TASK:
Return the material word for word. Do not include pictures.
>> start
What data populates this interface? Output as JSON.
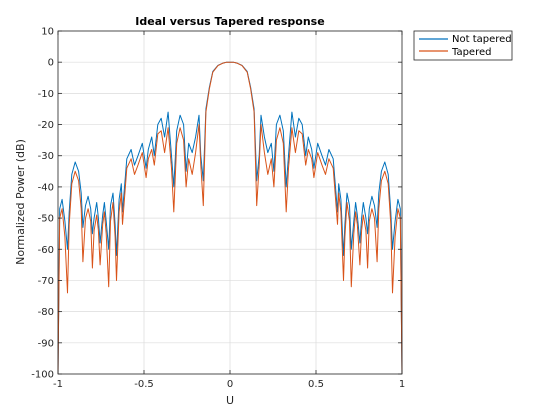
{
  "chart_data": {
    "type": "line",
    "title": "Ideal versus Tapered response",
    "xlabel": "U",
    "ylabel": "Normalized Power (dB)",
    "xlim": [
      -1,
      1
    ],
    "ylim": [
      -100,
      10
    ],
    "xticks": [
      "-1",
      "-0.5",
      "0",
      "0.5",
      "1"
    ],
    "yticks": [
      "10",
      "0",
      "-10",
      "-20",
      "-30",
      "-40",
      "-50",
      "-60",
      "-70",
      "-80",
      "-90",
      "-100"
    ],
    "grid": true,
    "legend_placement": "outside-top-right",
    "series": [
      {
        "name": "Not tapered",
        "color": "#0072BD",
        "x": [
          -1,
          -0.99,
          -0.976,
          -0.96,
          -0.945,
          -0.935,
          -0.92,
          -0.9,
          -0.88,
          -0.865,
          -0.855,
          -0.84,
          -0.825,
          -0.81,
          -0.8,
          -0.79,
          -0.775,
          -0.765,
          -0.755,
          -0.74,
          -0.73,
          -0.72,
          -0.705,
          -0.695,
          -0.68,
          -0.668,
          -0.66,
          -0.645,
          -0.632,
          -0.625,
          -0.6,
          -0.575,
          -0.555,
          -0.535,
          -0.51,
          -0.488,
          -0.475,
          -0.455,
          -0.44,
          -0.42,
          -0.4,
          -0.38,
          -0.36,
          -0.34,
          -0.327,
          -0.31,
          -0.29,
          -0.27,
          -0.255,
          -0.24,
          -0.22,
          -0.2,
          -0.18,
          -0.17,
          -0.155,
          -0.14,
          -0.12,
          -0.1,
          -0.07,
          -0.04,
          -0.02,
          0,
          0.02,
          0.04,
          0.07,
          0.1,
          0.12,
          0.14,
          0.155,
          0.17,
          0.18,
          0.2,
          0.22,
          0.24,
          0.255,
          0.27,
          0.29,
          0.31,
          0.327,
          0.34,
          0.36,
          0.38,
          0.4,
          0.42,
          0.44,
          0.455,
          0.475,
          0.488,
          0.51,
          0.535,
          0.555,
          0.575,
          0.6,
          0.625,
          0.632,
          0.645,
          0.66,
          0.668,
          0.68,
          0.695,
          0.705,
          0.72,
          0.73,
          0.74,
          0.755,
          0.765,
          0.775,
          0.79,
          0.8,
          0.81,
          0.825,
          0.84,
          0.855,
          0.865,
          0.88,
          0.9,
          0.92,
          0.935,
          0.945,
          0.96,
          0.976,
          0.99,
          1
        ],
        "y": [
          -100,
          -47,
          -44,
          -51,
          -60,
          -48,
          -36,
          -32,
          -35,
          -42,
          -53,
          -46,
          -43,
          -47,
          -55,
          -50,
          -45,
          -50,
          -58,
          -49,
          -45,
          -51,
          -60,
          -46,
          -42,
          -52,
          -62,
          -44,
          -39,
          -48,
          -31,
          -28,
          -33,
          -30,
          -26,
          -34,
          -28,
          -24,
          -30,
          -20,
          -18,
          -24,
          -16,
          -30,
          -40,
          -22,
          -17,
          -20,
          -35,
          -26,
          -29,
          -24,
          -17,
          -30,
          -38,
          -15,
          -8,
          -3,
          -1,
          -0.3,
          0,
          0,
          0,
          -0.3,
          -1,
          -3,
          -8,
          -15,
          -38,
          -30,
          -17,
          -24,
          -29,
          -26,
          -35,
          -20,
          -17,
          -22,
          -40,
          -30,
          -16,
          -24,
          -18,
          -20,
          -30,
          -24,
          -28,
          -34,
          -26,
          -30,
          -33,
          -28,
          -31,
          -48,
          -39,
          -44,
          -62,
          -52,
          -42,
          -46,
          -60,
          -51,
          -45,
          -49,
          -58,
          -50,
          -45,
          -50,
          -55,
          -47,
          -43,
          -46,
          -53,
          -42,
          -35,
          -32,
          -36,
          -48,
          -60,
          -51,
          -44,
          -47,
          -100
        ]
      },
      {
        "name": "Tapered",
        "color": "#D95319",
        "x": [
          -1,
          -0.99,
          -0.976,
          -0.96,
          -0.945,
          -0.935,
          -0.92,
          -0.9,
          -0.88,
          -0.865,
          -0.855,
          -0.84,
          -0.825,
          -0.81,
          -0.8,
          -0.79,
          -0.775,
          -0.765,
          -0.755,
          -0.74,
          -0.73,
          -0.72,
          -0.705,
          -0.695,
          -0.68,
          -0.668,
          -0.66,
          -0.645,
          -0.632,
          -0.625,
          -0.6,
          -0.575,
          -0.555,
          -0.535,
          -0.51,
          -0.488,
          -0.475,
          -0.455,
          -0.44,
          -0.42,
          -0.4,
          -0.38,
          -0.36,
          -0.34,
          -0.327,
          -0.31,
          -0.29,
          -0.27,
          -0.255,
          -0.24,
          -0.22,
          -0.2,
          -0.18,
          -0.17,
          -0.155,
          -0.14,
          -0.12,
          -0.1,
          -0.07,
          -0.04,
          -0.02,
          0,
          0.02,
          0.04,
          0.07,
          0.1,
          0.12,
          0.14,
          0.155,
          0.17,
          0.18,
          0.2,
          0.22,
          0.24,
          0.255,
          0.27,
          0.29,
          0.31,
          0.327,
          0.34,
          0.36,
          0.38,
          0.4,
          0.42,
          0.44,
          0.455,
          0.475,
          0.488,
          0.51,
          0.535,
          0.555,
          0.575,
          0.6,
          0.625,
          0.632,
          0.645,
          0.66,
          0.668,
          0.68,
          0.695,
          0.705,
          0.72,
          0.73,
          0.74,
          0.755,
          0.765,
          0.775,
          0.79,
          0.8,
          0.81,
          0.825,
          0.84,
          0.855,
          0.865,
          0.88,
          0.9,
          0.92,
          0.935,
          0.945,
          0.96,
          0.976,
          0.99,
          1
        ],
        "y": [
          -100,
          -50,
          -47,
          -56,
          -74,
          -52,
          -39,
          -35,
          -38,
          -47,
          -64,
          -50,
          -47,
          -51,
          -66,
          -54,
          -49,
          -54,
          -65,
          -52,
          -48,
          -55,
          -72,
          -51,
          -45,
          -56,
          -70,
          -48,
          -42,
          -52,
          -34,
          -31,
          -36,
          -33,
          -29,
          -37,
          -31,
          -28,
          -33,
          -23,
          -22,
          -29,
          -21,
          -34,
          -48,
          -26,
          -21,
          -25,
          -40,
          -31,
          -36,
          -29,
          -20,
          -33,
          -46,
          -16,
          -8.5,
          -3.2,
          -1.1,
          -0.3,
          0,
          0,
          0,
          -0.3,
          -1.1,
          -3.2,
          -8.5,
          -16,
          -46,
          -33,
          -20,
          -29,
          -36,
          -31,
          -40,
          -25,
          -21,
          -26,
          -48,
          -34,
          -21,
          -29,
          -22,
          -23,
          -33,
          -28,
          -31,
          -37,
          -29,
          -33,
          -36,
          -31,
          -34,
          -52,
          -42,
          -48,
          -70,
          -56,
          -45,
          -51,
          -72,
          -55,
          -48,
          -52,
          -65,
          -54,
          -49,
          -54,
          -66,
          -51,
          -47,
          -50,
          -64,
          -47,
          -38,
          -35,
          -39,
          -52,
          -74,
          -56,
          -47,
          -50,
          -100
        ]
      }
    ]
  }
}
>> end
THE ANSWER:
What data populates this interface? Output as JSON.
{
  "chart_data": {
    "type": "line",
    "title": "Ideal versus Tapered response",
    "xlabel": "U",
    "ylabel": "Normalized Power (dB)",
    "xlim": [
      -1,
      1
    ],
    "ylim": [
      -100,
      10
    ],
    "xticks": [
      "-1",
      "-0.5",
      "0",
      "0.5",
      "1"
    ],
    "yticks": [
      "10",
      "0",
      "-10",
      "-20",
      "-30",
      "-40",
      "-50",
      "-60",
      "-70",
      "-80",
      "-90",
      "-100"
    ],
    "grid": true,
    "legend_placement": "outside-top-right",
    "series": [
      {
        "name": "Not tapered",
        "color": "#0072BD",
        "x": [
          -1,
          -0.99,
          -0.976,
          -0.96,
          -0.945,
          -0.935,
          -0.92,
          -0.9,
          -0.88,
          -0.865,
          -0.855,
          -0.84,
          -0.825,
          -0.81,
          -0.8,
          -0.79,
          -0.775,
          -0.765,
          -0.755,
          -0.74,
          -0.73,
          -0.72,
          -0.705,
          -0.695,
          -0.68,
          -0.668,
          -0.66,
          -0.645,
          -0.632,
          -0.625,
          -0.6,
          -0.575,
          -0.555,
          -0.535,
          -0.51,
          -0.488,
          -0.475,
          -0.455,
          -0.44,
          -0.42,
          -0.4,
          -0.38,
          -0.36,
          -0.34,
          -0.327,
          -0.31,
          -0.29,
          -0.27,
          -0.255,
          -0.24,
          -0.22,
          -0.2,
          -0.18,
          -0.17,
          -0.155,
          -0.14,
          -0.12,
          -0.1,
          -0.07,
          -0.04,
          -0.02,
          0,
          0.02,
          0.04,
          0.07,
          0.1,
          0.12,
          0.14,
          0.155,
          0.17,
          0.18,
          0.2,
          0.22,
          0.24,
          0.255,
          0.27,
          0.29,
          0.31,
          0.327,
          0.34,
          0.36,
          0.38,
          0.4,
          0.42,
          0.44,
          0.455,
          0.475,
          0.488,
          0.51,
          0.535,
          0.555,
          0.575,
          0.6,
          0.625,
          0.632,
          0.645,
          0.66,
          0.668,
          0.68,
          0.695,
          0.705,
          0.72,
          0.73,
          0.74,
          0.755,
          0.765,
          0.775,
          0.79,
          0.8,
          0.81,
          0.825,
          0.84,
          0.855,
          0.865,
          0.88,
          0.9,
          0.92,
          0.935,
          0.945,
          0.96,
          0.976,
          0.99,
          1
        ],
        "y": [
          -100,
          -47,
          -44,
          -51,
          -60,
          -48,
          -36,
          -32,
          -35,
          -42,
          -53,
          -46,
          -43,
          -47,
          -55,
          -50,
          -45,
          -50,
          -58,
          -49,
          -45,
          -51,
          -60,
          -46,
          -42,
          -52,
          -62,
          -44,
          -39,
          -48,
          -31,
          -28,
          -33,
          -30,
          -26,
          -34,
          -28,
          -24,
          -30,
          -20,
          -18,
          -24,
          -16,
          -30,
          -40,
          -22,
          -17,
          -20,
          -35,
          -26,
          -29,
          -24,
          -17,
          -30,
          -38,
          -15,
          -8,
          -3,
          -1,
          -0.3,
          0,
          0,
          0,
          -0.3,
          -1,
          -3,
          -8,
          -15,
          -38,
          -30,
          -17,
          -24,
          -29,
          -26,
          -35,
          -20,
          -17,
          -22,
          -40,
          -30,
          -16,
          -24,
          -18,
          -20,
          -30,
          -24,
          -28,
          -34,
          -26,
          -30,
          -33,
          -28,
          -31,
          -48,
          -39,
          -44,
          -62,
          -52,
          -42,
          -46,
          -60,
          -51,
          -45,
          -49,
          -58,
          -50,
          -45,
          -50,
          -55,
          -47,
          -43,
          -46,
          -53,
          -42,
          -35,
          -32,
          -36,
          -48,
          -60,
          -51,
          -44,
          -47,
          -100
        ]
      },
      {
        "name": "Tapered",
        "color": "#D95319",
        "x": [
          -1,
          -0.99,
          -0.976,
          -0.96,
          -0.945,
          -0.935,
          -0.92,
          -0.9,
          -0.88,
          -0.865,
          -0.855,
          -0.84,
          -0.825,
          -0.81,
          -0.8,
          -0.79,
          -0.775,
          -0.765,
          -0.755,
          -0.74,
          -0.73,
          -0.72,
          -0.705,
          -0.695,
          -0.68,
          -0.668,
          -0.66,
          -0.645,
          -0.632,
          -0.625,
          -0.6,
          -0.575,
          -0.555,
          -0.535,
          -0.51,
          -0.488,
          -0.475,
          -0.455,
          -0.44,
          -0.42,
          -0.4,
          -0.38,
          -0.36,
          -0.34,
          -0.327,
          -0.31,
          -0.29,
          -0.27,
          -0.255,
          -0.24,
          -0.22,
          -0.2,
          -0.18,
          -0.17,
          -0.155,
          -0.14,
          -0.12,
          -0.1,
          -0.07,
          -0.04,
          -0.02,
          0,
          0.02,
          0.04,
          0.07,
          0.1,
          0.12,
          0.14,
          0.155,
          0.17,
          0.18,
          0.2,
          0.22,
          0.24,
          0.255,
          0.27,
          0.29,
          0.31,
          0.327,
          0.34,
          0.36,
          0.38,
          0.4,
          0.42,
          0.44,
          0.455,
          0.475,
          0.488,
          0.51,
          0.535,
          0.555,
          0.575,
          0.6,
          0.625,
          0.632,
          0.645,
          0.66,
          0.668,
          0.68,
          0.695,
          0.705,
          0.72,
          0.73,
          0.74,
          0.755,
          0.765,
          0.775,
          0.79,
          0.8,
          0.81,
          0.825,
          0.84,
          0.855,
          0.865,
          0.88,
          0.9,
          0.92,
          0.935,
          0.945,
          0.96,
          0.976,
          0.99,
          1
        ],
        "y": [
          -100,
          -50,
          -47,
          -56,
          -74,
          -52,
          -39,
          -35,
          -38,
          -47,
          -64,
          -50,
          -47,
          -51,
          -66,
          -54,
          -49,
          -54,
          -65,
          -52,
          -48,
          -55,
          -72,
          -51,
          -45,
          -56,
          -70,
          -48,
          -42,
          -52,
          -34,
          -31,
          -36,
          -33,
          -29,
          -37,
          -31,
          -28,
          -33,
          -23,
          -22,
          -29,
          -21,
          -34,
          -48,
          -26,
          -21,
          -25,
          -40,
          -31,
          -36,
          -29,
          -20,
          -33,
          -46,
          -16,
          -8.5,
          -3.2,
          -1.1,
          -0.3,
          0,
          0,
          0,
          -0.3,
          -1.1,
          -3.2,
          -8.5,
          -16,
          -46,
          -33,
          -20,
          -29,
          -36,
          -31,
          -40,
          -25,
          -21,
          -26,
          -48,
          -34,
          -21,
          -29,
          -22,
          -23,
          -33,
          -28,
          -31,
          -37,
          -29,
          -33,
          -36,
          -31,
          -34,
          -52,
          -42,
          -48,
          -70,
          -56,
          -45,
          -51,
          -72,
          -55,
          -48,
          -52,
          -65,
          -54,
          -49,
          -54,
          -66,
          -51,
          -47,
          -50,
          -64,
          -47,
          -38,
          -35,
          -39,
          -52,
          -74,
          -56,
          -47,
          -50,
          -100
        ]
      }
    ]
  }
}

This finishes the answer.